◆ Problem requirements: Produce an exact transcription of the listing below, omitting the pictures.

◆ Record excerpts:
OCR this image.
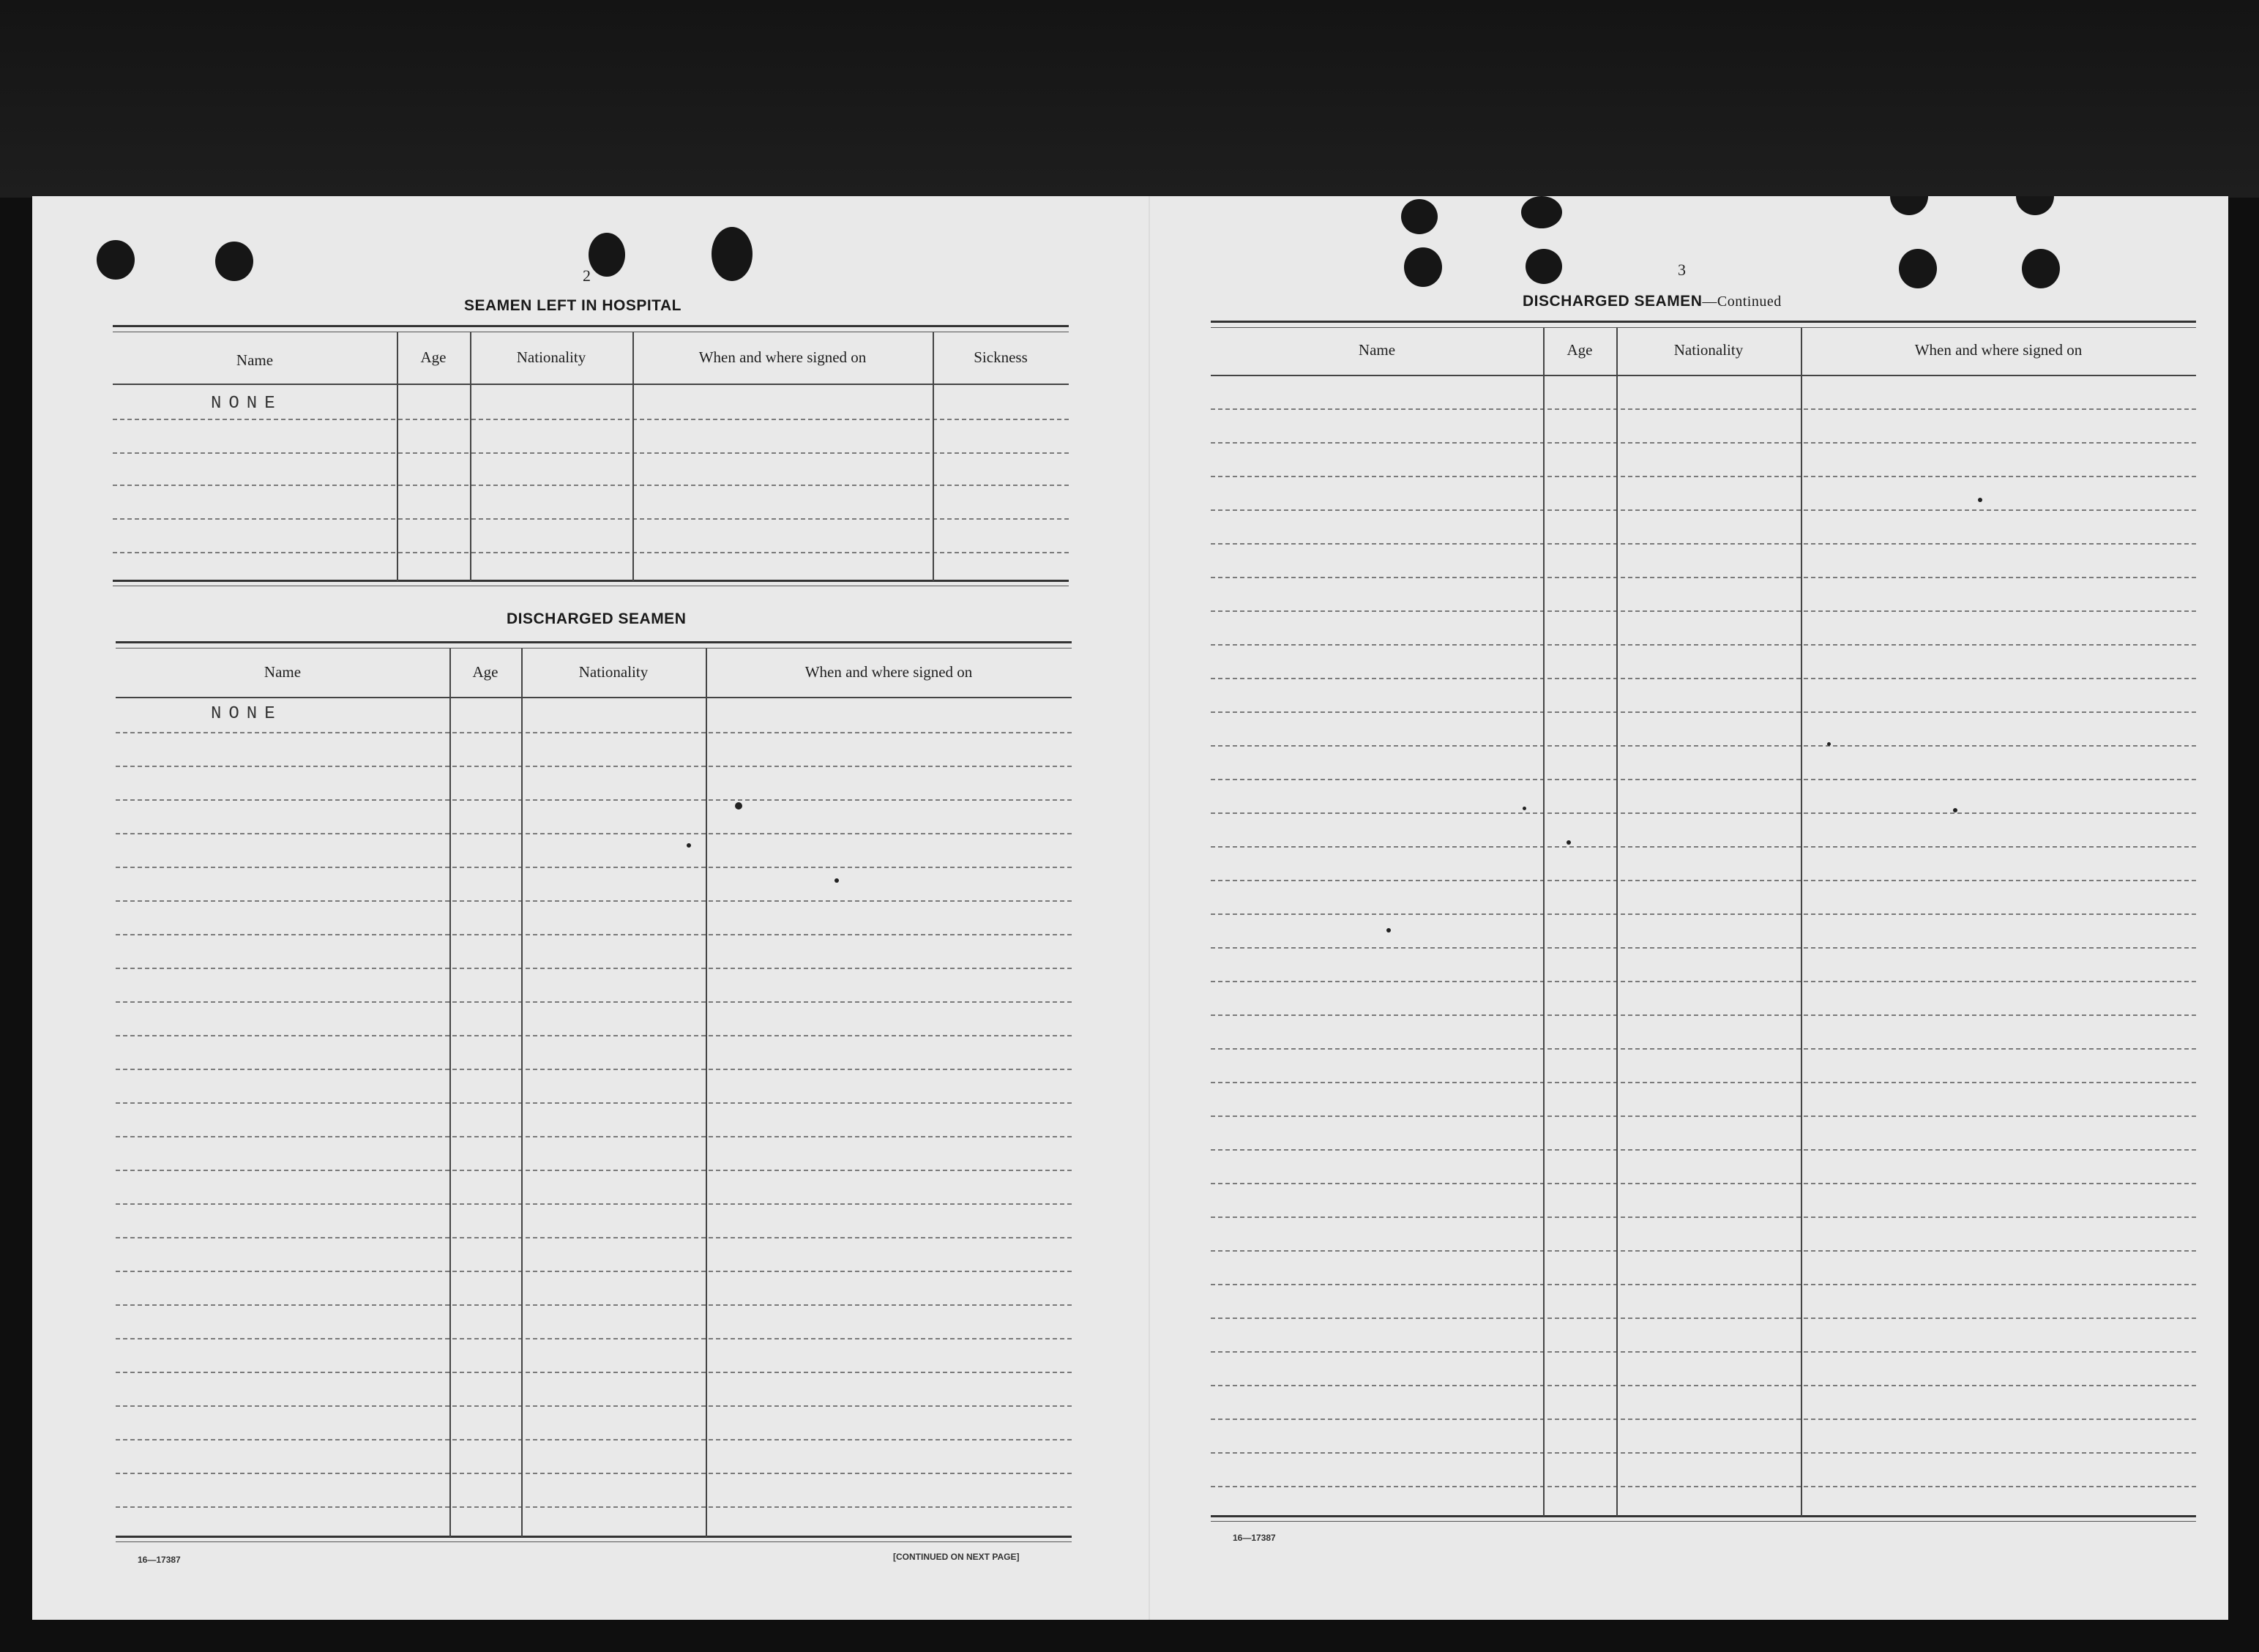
2
SEAMEN LEFT IN HOSPITAL
Name	Age	Nationality	When and where signed on	Sickness
NONE
DISCHARGED SEAMEN
Name	Age	Nationality	When and where signed on
NONE
16—17387	[CONTINUED ON NEXT PAGE]
3
DISCHARGED SEAMEN—Continued
Name	Age	Nationality	When and where signed on
16—17387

◆ Exercise result:
OCR this image.
2
SEAMEN LEFT IN HOSPITAL
Name	Age	Nationality	When and where signed on	Sickness
NONE
DISCHARGED SEAMEN
Name	Age	Nationality	When and where signed on
NONE
16—17387	[CONTINUED ON NEXT PAGE]
3
DISCHARGED SEAMEN—Continued
Name	Age	Nationality	When and where signed on
16—17387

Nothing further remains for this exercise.